Task directions:
Examine each line of the data. Copy those that contain the string "with".

Provided data:
— begin —
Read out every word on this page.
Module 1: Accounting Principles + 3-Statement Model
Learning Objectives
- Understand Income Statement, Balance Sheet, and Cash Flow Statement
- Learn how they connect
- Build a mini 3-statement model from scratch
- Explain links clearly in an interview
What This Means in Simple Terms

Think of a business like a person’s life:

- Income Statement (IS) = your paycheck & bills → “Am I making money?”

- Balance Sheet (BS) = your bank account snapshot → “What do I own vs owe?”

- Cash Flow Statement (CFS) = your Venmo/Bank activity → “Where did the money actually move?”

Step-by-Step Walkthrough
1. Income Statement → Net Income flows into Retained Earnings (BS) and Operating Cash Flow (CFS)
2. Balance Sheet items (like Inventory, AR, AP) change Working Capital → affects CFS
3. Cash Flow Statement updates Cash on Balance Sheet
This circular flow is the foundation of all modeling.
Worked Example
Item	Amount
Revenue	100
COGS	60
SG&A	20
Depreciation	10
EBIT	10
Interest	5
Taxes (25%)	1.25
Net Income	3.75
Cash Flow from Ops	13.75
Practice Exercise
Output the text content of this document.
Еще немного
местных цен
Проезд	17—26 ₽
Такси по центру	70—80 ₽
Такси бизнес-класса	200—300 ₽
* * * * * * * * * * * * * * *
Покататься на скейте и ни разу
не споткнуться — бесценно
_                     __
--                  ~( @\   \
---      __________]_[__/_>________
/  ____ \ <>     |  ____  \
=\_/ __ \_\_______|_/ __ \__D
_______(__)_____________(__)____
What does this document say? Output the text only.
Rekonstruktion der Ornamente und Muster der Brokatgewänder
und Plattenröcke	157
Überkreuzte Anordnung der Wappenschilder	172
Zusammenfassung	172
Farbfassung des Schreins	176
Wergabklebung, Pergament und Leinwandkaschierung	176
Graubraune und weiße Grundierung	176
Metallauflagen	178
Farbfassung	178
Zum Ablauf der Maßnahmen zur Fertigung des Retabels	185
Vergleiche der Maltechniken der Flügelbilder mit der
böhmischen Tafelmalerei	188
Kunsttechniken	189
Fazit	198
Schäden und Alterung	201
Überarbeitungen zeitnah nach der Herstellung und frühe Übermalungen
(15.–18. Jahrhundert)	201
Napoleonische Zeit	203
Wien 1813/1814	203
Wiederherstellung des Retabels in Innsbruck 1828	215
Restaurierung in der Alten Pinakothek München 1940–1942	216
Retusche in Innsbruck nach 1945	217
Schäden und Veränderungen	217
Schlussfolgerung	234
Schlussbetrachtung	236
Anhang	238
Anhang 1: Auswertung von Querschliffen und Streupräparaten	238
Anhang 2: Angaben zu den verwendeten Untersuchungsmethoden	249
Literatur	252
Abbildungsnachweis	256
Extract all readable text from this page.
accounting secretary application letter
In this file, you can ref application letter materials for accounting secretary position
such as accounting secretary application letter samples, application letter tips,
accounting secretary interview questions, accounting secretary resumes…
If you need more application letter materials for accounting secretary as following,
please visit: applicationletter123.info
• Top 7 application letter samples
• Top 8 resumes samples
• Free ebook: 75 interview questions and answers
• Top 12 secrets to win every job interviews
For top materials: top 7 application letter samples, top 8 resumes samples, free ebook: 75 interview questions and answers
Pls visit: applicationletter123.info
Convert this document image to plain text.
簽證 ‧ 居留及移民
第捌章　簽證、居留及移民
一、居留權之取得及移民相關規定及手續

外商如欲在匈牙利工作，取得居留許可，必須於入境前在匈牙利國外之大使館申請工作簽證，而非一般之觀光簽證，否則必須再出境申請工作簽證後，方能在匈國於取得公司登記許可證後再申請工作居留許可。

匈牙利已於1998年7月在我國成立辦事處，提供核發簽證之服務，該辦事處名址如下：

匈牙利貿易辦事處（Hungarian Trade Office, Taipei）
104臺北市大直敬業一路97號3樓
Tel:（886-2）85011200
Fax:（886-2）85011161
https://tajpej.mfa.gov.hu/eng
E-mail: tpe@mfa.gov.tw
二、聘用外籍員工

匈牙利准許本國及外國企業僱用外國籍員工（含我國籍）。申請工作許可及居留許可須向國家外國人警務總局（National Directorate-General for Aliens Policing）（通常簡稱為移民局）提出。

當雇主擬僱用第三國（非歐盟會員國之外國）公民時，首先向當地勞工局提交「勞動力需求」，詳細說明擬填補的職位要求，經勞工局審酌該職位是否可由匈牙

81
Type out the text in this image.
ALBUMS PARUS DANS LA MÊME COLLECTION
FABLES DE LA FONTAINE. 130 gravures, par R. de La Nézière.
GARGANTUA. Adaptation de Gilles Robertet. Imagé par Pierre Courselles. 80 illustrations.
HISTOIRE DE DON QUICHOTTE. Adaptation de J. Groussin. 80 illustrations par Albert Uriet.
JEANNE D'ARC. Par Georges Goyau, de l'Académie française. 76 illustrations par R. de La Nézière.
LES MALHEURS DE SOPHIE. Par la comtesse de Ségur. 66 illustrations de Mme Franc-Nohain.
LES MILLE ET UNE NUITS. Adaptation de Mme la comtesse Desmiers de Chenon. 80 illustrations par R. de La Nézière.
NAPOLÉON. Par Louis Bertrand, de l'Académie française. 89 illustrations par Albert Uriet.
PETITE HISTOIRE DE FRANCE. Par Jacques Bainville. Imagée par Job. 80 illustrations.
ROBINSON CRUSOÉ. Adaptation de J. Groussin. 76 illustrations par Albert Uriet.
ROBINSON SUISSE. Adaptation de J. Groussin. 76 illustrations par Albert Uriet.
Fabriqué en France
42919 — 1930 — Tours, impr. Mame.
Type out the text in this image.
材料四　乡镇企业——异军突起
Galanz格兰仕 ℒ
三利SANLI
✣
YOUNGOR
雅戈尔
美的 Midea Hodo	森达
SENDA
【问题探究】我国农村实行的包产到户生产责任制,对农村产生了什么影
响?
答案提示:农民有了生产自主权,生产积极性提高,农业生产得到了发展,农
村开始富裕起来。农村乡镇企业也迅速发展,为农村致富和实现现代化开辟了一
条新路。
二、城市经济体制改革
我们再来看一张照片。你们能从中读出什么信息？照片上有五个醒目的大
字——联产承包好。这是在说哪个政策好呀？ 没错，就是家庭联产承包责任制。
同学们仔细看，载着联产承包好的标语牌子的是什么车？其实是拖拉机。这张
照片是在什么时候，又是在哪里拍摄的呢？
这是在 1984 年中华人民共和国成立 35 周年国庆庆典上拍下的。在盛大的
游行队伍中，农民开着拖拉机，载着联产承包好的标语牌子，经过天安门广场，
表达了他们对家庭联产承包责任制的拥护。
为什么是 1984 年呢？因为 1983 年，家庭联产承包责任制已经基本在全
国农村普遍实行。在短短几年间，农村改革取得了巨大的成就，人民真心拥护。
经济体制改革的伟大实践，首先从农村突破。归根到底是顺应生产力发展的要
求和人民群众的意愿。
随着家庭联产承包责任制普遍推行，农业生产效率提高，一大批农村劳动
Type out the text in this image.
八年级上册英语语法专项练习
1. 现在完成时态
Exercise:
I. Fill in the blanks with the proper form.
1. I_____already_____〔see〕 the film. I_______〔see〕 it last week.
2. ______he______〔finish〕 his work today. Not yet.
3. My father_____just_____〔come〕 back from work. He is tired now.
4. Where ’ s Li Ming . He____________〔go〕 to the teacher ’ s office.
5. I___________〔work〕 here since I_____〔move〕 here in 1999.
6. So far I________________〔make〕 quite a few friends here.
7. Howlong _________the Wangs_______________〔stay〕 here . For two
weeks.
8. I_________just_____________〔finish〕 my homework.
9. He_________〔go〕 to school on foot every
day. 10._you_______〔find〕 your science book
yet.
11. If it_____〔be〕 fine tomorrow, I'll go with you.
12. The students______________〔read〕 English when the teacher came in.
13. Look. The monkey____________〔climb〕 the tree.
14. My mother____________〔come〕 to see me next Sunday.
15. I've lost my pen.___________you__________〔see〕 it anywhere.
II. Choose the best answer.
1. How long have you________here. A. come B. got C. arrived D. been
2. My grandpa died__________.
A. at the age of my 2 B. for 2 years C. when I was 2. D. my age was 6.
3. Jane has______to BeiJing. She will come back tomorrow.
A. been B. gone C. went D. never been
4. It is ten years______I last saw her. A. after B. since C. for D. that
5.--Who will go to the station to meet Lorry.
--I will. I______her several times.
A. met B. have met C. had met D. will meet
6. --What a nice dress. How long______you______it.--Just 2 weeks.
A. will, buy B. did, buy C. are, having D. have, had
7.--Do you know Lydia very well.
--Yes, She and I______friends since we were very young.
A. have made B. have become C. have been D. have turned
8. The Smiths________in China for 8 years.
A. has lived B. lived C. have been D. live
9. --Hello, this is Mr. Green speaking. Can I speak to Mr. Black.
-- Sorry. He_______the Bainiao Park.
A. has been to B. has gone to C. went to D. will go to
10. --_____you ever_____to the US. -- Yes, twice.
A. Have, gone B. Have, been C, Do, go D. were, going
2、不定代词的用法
— end —
Expected answer:
I. Fill in the blanks with the proper form.
11. If it_____〔be〕 fine tomorrow, I'll go with you.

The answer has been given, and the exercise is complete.